Trade-off between performance and number of parameters on the Urban100×2 dataset. The orange circle represents the method we proposed, and the blue circle represents the other methods

With the improvement of computing performance, many super-resolution networks [20, 33, 38, 40] have large network parameters and large computing overhead. it is difficult to apply this process in real life. Currently, there are many ways to design lightweight SR networks. Recursive networks can achieve better SR performance with fewer model parameters, but they require huge computational overhead. The CARN network [2] adopts the local and global cascading modules, which make full use of the feature information at all levels but can’t avoid information redundancy. Network structure search [6] can give full play to the performance of each module, although the model based on network structure search does not improve the performance of SR very much, as it is limited in terms of search space and search strategy. After learning that the residual network improves the performance of SR [20], we noticed that the residual block promoted the performance of SR by integrating the extracted features with the original features that are not extracted. Because the original features can reach all hierarchical structures of the network through short or long connections, the incremental features extracted from the input image account for a large part of the original features that can be used repeatedly. This also limits the network’s SR performance. In order to make better use of the feature information, we adopt the feature separation technology to separate the extracted features and the unextracted features and then merge them to continuously update the original features information at different levels. Therefore, we propose a feature separation and fusion module, which reduces feature information redundancy. Our network is of great significance in the design of lightweight network models. We can learn from VDSR [15] that increasing the network depth can improve the SR performance of the network, so we adopt the idea of partitioning. As shown in Fig. 2, several feature separation and fusion modules and a convolutional layer constitute our feature residual learning module, and several feature residual learning modules and a convolutional layer constitute a global residual learning module. So our network can integrate and learn features at different levels to increase the richness of the features.

┄┄┄┄┄┄┄┄┄┄┄┄┄┄┄┄┄┄┄┄

* [GIVEN INSTRUCTION 1] In the passage on lightweight super-resolution networks, which modules does the CARN network adopt?
* [GIVEN INSTRUCTION 2] Write a continuation of the passage on lightweight super-resolution networks, starting after its final sentence.

┄┄┄┄┄┄┄┄┄┄┄┄┄┄┄┄┄┄┄┄

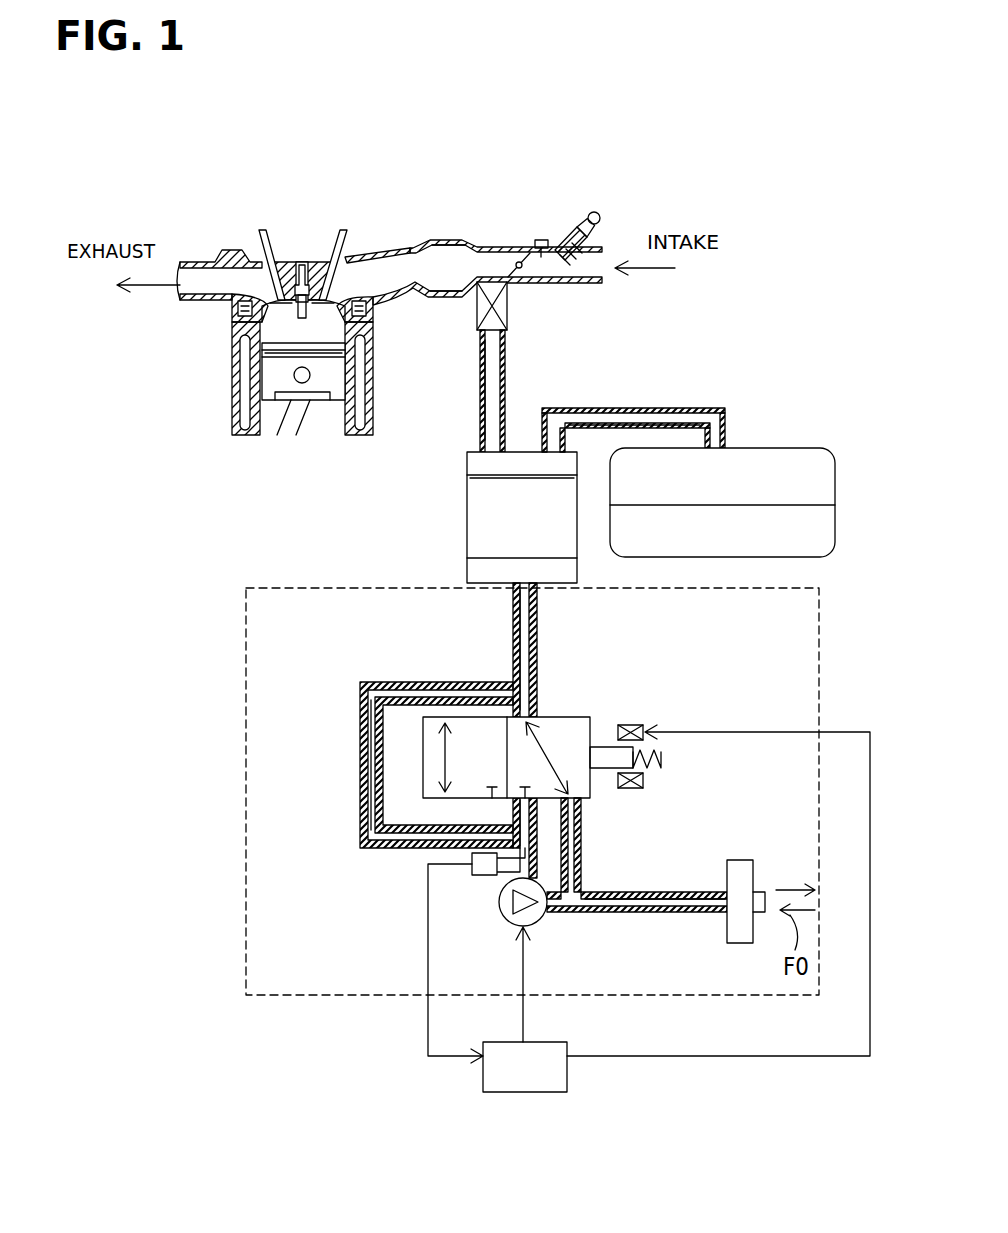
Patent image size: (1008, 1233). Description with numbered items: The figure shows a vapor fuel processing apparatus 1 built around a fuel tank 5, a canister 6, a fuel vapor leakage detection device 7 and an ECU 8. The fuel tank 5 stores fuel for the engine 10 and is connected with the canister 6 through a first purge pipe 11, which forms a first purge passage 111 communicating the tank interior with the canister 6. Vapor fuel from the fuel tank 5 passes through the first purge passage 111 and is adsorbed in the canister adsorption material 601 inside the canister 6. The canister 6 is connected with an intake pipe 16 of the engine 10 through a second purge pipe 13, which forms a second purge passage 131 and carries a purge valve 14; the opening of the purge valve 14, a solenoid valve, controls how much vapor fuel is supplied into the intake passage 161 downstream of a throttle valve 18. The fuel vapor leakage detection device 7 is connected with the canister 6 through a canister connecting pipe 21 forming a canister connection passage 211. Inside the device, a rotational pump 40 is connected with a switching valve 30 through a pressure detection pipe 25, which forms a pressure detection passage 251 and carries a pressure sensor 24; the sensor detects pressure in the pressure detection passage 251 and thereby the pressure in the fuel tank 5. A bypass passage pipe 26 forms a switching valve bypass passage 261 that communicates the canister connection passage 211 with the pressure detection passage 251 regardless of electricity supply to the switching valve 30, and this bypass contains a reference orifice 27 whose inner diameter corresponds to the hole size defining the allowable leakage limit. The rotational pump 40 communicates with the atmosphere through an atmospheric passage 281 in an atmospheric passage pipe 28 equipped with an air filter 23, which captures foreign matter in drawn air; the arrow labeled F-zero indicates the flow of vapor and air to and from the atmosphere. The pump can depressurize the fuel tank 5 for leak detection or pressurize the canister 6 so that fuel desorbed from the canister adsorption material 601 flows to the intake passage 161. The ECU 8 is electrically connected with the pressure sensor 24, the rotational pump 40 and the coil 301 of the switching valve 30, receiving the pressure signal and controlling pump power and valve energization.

The vapor fuel processing apparatus 1 is at (815, 372).
The fuel tank 5 is at (730, 448).
The canister 6 is at (467, 479).
The canister adsorption material 601 is at (495, 538).
The fuel vapor leakage detection device 7 is at (822, 640).
The ECU 8 is at (524, 1093).
The engine 10 is at (232, 412).
The first purge pipe 11 is at (636, 408).
The first purge passage 111 is at (680, 425).
The second purge pipe 13 is at (505, 398).
The second purge passage 131 is at (497, 372).
The purge valve 14 is at (508, 320).
The intake pipe 16 is at (495, 250).
The intake passage 161 is at (450, 262).
The throttle valve 18 is at (529, 250).
The canister connecting pipe 21 is at (513, 640).
The canister connection passage 211 is at (515, 606).
The air filter 23 is at (740, 862).
The pressure sensor 24 is at (478, 876).
The pressure detection pipe 25 is at (567, 822).
The pressure detection passage 251 is at (516, 812).
The bypass passage pipe 26 is at (360, 700).
The switching valve bypass passage 261 is at (375, 732).
The reference orifice 27 is at (371, 775).
The atmospheric passage pipe 28 is at (680, 913).
The atmospheric passage 281 is at (658, 895).
The switching valve 30 is at (553, 708).
The coil 301 is at (645, 780).
The rotational pump 40 is at (535, 922).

┄┄┄┄┄┄┄┄┄┄┄┄┄┄┄┄┄┄┄┄

* [FINAL RESULT 1] Local and global cascading modules.

* [FINAL RESULT 2]
Fig. 2

Network architecture of our feature separation and fusion network (FSFN)

In this work, we propose a feature separation and fusion network for SISR. Compared to networks with similar model parameters and multi-adds, our network showed better SR performance. The contributions of this paper can be summarized as follows:

• We propose a feature separation and fusion module, which separates the original features into extracted features and unextracted features, and then extracts the unextracted features in the next step to increase the diversity of features. Finally, we use a 1x1 convolution to adaptively select fusion features. This makes the fusion feature more representative, which means the image reconstruction quality can be greatly improved. The experimental results show that the proposed feature separation and fusion module improves the performance of SR.

• We adopt the idea of partitioning, which increases the depth of the network and enables us to better integrate and learn the characteristics of other modules. This approach further improves the SR performance of our network.

• An extensive experimental evaluation of several publicly available datasets shows that the proposed FSFN model performs better than most existing methods.

2 Related works

In the early stage, in order to solve the problem of image super-resolution, we mostly adopted interpolation technology based on sampling theory [3, 19, 42]. With the development of deep learning technology, the problem of image super-resolution is now mostly solved. Therefore, our main research focus is on the application of deep learning technology in image super-resolution.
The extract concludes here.